#### Stated problem
Report each line of the records below that contains the word "handle".

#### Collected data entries
· · · · ·

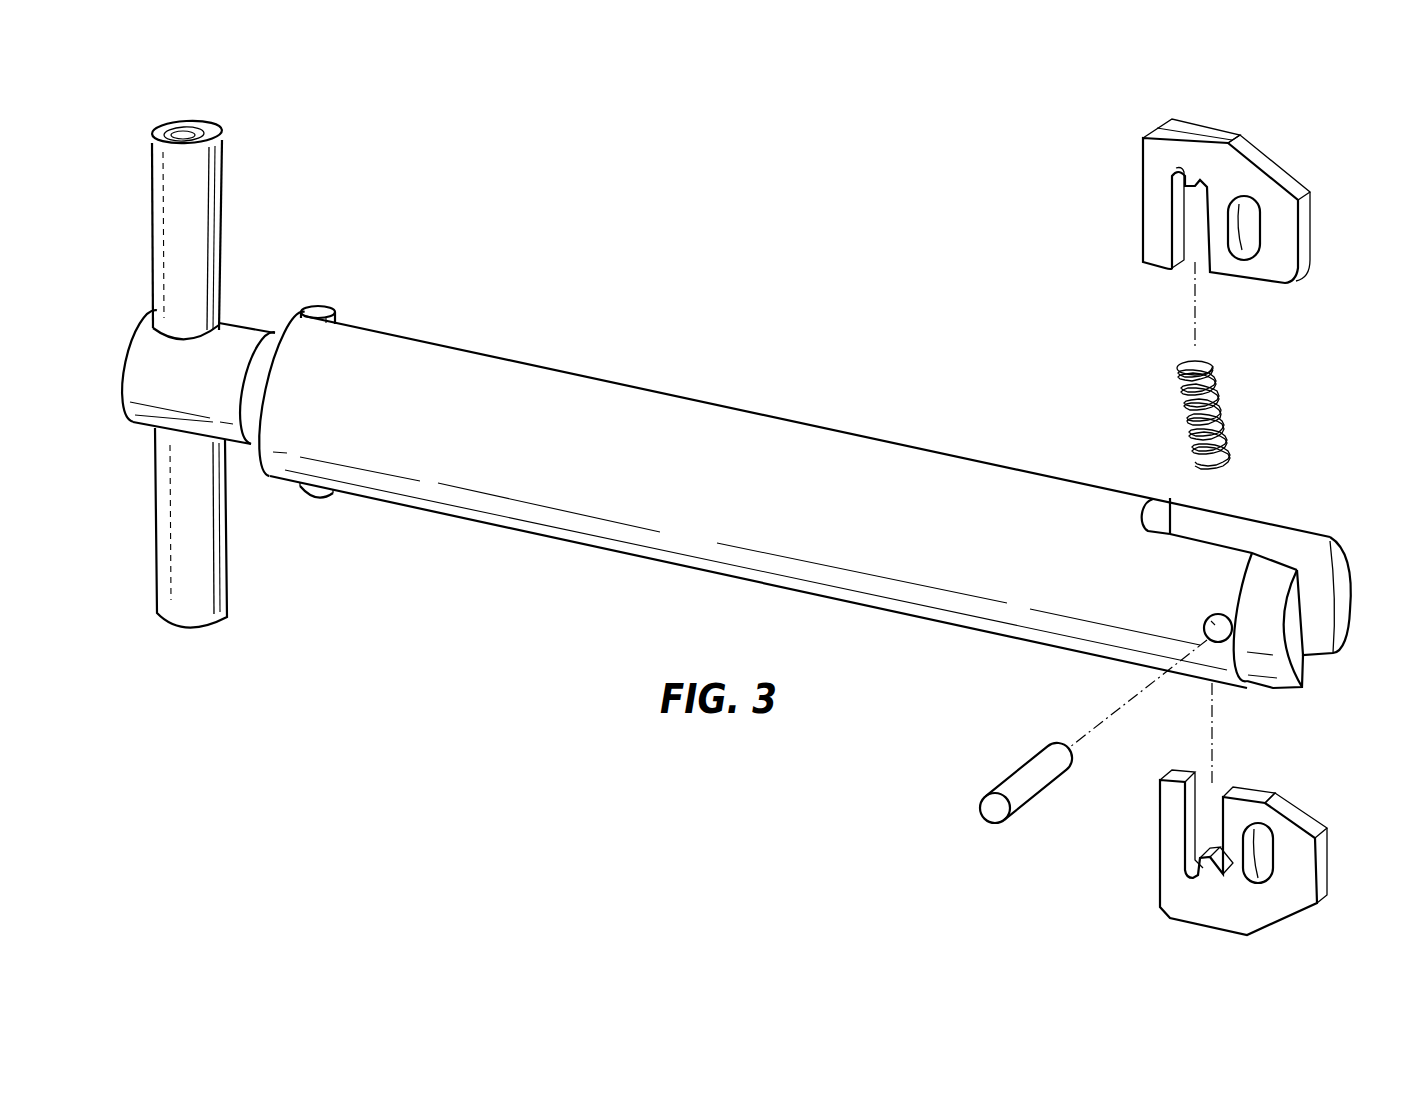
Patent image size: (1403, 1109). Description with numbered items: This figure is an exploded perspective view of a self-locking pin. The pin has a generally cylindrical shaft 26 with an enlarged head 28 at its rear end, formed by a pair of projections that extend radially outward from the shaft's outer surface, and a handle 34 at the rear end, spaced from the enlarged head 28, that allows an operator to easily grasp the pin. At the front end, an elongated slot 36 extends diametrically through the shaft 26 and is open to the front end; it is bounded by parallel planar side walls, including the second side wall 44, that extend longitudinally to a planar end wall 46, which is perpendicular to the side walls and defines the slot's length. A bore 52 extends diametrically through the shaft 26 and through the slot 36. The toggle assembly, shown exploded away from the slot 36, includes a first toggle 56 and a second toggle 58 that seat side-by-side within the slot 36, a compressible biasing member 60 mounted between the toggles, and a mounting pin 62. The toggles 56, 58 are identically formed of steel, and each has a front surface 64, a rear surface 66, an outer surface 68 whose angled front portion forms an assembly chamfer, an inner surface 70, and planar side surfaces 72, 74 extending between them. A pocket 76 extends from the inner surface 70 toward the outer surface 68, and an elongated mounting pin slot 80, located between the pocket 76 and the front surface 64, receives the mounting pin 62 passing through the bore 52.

The shaft 26 is at (590, 402).
The enlarged head 28 is at (310, 500).
The handle 34 is at (197, 243).
The elongated slot 36 is at (1235, 538).
The second planar side wall 44 is at (1300, 545).
The end wall 46 is at (1158, 500).
The bore 52 is at (1203, 620).
The first toggle 56 is at (1169, 915).
The second toggle 58 is at (1154, 126).
The compressible biasing member 60 is at (1173, 398).
The mounting pin 62 is at (1010, 782).
The front surface 64 is at (1307, 227).
The rear surface 66 is at (1142, 200).
The outer surface 68 is at (1193, 128).
The inner surface 70 is at (1245, 284).
The first planar side surface 72 is at (1260, 192).
The second planar side surface 74 is at (1287, 167).
The pocket 76 is at (1195, 232).
The mounting pin slot 80 is at (1252, 236).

· · · · ·

#### Worked solution
Patent image size: (1403, 1109). Description with numbered items: This figure is an exploded perspective view of a self-locking pin. The pin has a generally cylindrical shaft 26 with an enlarged head 28 at its rear end, formed by a pair of projections that extend radially outward from the shaft's outer surface, and a handle 34 at the rear end, spaced from the enlarged head 28, that allows an operator to easily grasp the pin. At the front end, an elongated slot 36 extends diametrically through the shaft 26 and is open to the front end; it is bounded by parallel planar side walls, including the second side wall 44, that extend longitudinally to a planar end wall 46, which is perpendicular to the side walls and defines the slot's length. A bore 52 extends diametrically through the shaft 26 and through the slot 36. The toggle assembly, shown exploded away from the slot 36, includes a first toggle 56 and a second toggle 58 that seat side-by-side within the slot 36, a compressible biasing member 60 mounted between the toggles, and a mounting pin 62. The toggles 56, 58 are identically formed of steel, and each has a front surface 64, a rear surface 66, an outer surface 68 whose angled front portion forms an assembly chamfer, an inner surface 70, and planar side surfaces 72, 74 extending between them. A pocket 76 extends from the inner surface 70 toward the outer surface 68, and an elongated mounting pin slot 80, located between the pocket 76 and the front surface 64, receives the mounting pin 62 passing through the bore 52.
The handle 34 is at (197, 243).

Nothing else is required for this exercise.